**Stored rows**
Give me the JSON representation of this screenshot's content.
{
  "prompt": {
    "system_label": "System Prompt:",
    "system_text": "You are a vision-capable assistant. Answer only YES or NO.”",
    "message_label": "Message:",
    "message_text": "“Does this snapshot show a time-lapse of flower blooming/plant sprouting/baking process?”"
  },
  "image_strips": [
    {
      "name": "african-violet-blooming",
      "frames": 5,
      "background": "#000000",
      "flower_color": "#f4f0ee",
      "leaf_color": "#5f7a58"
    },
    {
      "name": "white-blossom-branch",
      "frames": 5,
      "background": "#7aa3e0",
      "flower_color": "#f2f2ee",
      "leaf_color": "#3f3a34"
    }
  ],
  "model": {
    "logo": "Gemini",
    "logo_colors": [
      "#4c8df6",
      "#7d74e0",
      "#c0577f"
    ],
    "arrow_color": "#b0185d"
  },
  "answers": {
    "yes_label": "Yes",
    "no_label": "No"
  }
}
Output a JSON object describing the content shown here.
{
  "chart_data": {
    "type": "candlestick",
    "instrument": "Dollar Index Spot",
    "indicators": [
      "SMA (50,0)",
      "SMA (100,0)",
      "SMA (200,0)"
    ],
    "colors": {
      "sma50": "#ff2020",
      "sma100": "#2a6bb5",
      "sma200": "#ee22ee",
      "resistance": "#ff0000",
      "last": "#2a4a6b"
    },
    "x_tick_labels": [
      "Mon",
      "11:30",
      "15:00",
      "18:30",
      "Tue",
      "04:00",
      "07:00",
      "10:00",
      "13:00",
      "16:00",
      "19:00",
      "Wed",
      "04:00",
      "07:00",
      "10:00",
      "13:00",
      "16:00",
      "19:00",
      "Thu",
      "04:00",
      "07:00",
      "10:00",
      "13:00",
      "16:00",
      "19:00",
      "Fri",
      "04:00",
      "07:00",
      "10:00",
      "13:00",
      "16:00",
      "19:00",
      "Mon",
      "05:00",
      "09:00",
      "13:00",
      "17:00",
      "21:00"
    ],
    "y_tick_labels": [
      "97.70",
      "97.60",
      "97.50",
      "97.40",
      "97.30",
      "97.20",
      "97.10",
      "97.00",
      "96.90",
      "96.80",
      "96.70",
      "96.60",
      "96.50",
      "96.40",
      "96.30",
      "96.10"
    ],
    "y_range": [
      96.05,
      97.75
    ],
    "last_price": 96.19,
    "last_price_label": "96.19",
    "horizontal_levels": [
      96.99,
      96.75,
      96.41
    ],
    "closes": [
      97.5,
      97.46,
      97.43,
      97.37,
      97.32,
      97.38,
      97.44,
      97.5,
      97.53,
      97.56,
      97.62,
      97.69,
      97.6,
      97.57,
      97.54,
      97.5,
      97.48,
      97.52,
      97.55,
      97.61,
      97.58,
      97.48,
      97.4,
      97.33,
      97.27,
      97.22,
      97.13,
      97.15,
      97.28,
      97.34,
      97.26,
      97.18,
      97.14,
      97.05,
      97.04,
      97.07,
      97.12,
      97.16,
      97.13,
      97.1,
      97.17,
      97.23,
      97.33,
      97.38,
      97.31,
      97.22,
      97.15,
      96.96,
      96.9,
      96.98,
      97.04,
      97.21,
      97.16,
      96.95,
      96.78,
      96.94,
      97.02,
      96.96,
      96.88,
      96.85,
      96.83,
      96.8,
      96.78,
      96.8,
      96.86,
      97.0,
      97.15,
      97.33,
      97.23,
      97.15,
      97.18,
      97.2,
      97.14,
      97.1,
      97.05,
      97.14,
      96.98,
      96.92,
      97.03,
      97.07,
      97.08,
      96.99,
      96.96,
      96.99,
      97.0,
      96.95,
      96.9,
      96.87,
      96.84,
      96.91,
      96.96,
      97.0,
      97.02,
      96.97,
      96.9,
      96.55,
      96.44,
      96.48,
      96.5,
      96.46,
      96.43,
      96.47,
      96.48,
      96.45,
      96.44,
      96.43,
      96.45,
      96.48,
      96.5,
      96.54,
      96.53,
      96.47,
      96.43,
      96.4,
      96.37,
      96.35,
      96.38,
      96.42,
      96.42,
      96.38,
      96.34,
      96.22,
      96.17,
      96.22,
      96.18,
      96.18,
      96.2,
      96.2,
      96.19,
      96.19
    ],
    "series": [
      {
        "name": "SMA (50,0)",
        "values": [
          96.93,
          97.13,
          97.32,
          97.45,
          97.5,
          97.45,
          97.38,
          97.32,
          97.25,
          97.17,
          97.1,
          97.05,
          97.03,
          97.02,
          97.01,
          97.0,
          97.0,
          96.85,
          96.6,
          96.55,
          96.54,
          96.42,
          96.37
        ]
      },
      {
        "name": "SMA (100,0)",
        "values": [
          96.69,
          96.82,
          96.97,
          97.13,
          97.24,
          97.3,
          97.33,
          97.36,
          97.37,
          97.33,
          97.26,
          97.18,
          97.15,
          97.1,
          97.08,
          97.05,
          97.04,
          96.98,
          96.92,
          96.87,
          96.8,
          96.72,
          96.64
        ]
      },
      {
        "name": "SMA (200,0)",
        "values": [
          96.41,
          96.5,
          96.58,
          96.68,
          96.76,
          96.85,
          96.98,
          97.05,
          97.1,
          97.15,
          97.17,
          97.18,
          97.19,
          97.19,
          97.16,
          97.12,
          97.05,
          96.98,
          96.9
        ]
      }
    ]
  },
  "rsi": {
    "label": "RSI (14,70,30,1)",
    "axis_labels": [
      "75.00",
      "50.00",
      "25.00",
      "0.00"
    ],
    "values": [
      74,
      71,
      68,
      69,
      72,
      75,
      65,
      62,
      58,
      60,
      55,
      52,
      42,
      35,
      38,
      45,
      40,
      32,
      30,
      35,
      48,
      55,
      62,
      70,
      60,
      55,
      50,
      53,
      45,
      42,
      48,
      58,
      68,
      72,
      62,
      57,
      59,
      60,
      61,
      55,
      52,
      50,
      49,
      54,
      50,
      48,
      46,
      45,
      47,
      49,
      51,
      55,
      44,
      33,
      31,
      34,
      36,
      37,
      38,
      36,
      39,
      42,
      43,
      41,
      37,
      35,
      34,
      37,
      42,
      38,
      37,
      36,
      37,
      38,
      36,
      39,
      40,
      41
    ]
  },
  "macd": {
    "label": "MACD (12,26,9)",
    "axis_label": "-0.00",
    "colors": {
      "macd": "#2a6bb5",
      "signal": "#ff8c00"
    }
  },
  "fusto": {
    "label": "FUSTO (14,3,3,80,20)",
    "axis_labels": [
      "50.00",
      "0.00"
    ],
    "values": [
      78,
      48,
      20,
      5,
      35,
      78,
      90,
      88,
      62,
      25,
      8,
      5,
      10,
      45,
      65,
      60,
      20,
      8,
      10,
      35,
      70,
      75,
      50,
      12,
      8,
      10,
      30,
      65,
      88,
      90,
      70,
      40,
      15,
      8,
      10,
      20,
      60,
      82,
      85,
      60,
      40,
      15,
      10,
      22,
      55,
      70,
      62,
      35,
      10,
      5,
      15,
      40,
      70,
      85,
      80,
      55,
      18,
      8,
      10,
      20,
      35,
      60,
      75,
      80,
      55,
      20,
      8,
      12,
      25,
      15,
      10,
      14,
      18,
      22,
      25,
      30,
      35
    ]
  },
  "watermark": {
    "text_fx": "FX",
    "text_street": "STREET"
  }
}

**Exercise**
Locate the lines above that contain "JSON" and copy them.

**Output below**
Give me the JSON representation of this screenshot's content.
Output a JSON object describing the content shown here.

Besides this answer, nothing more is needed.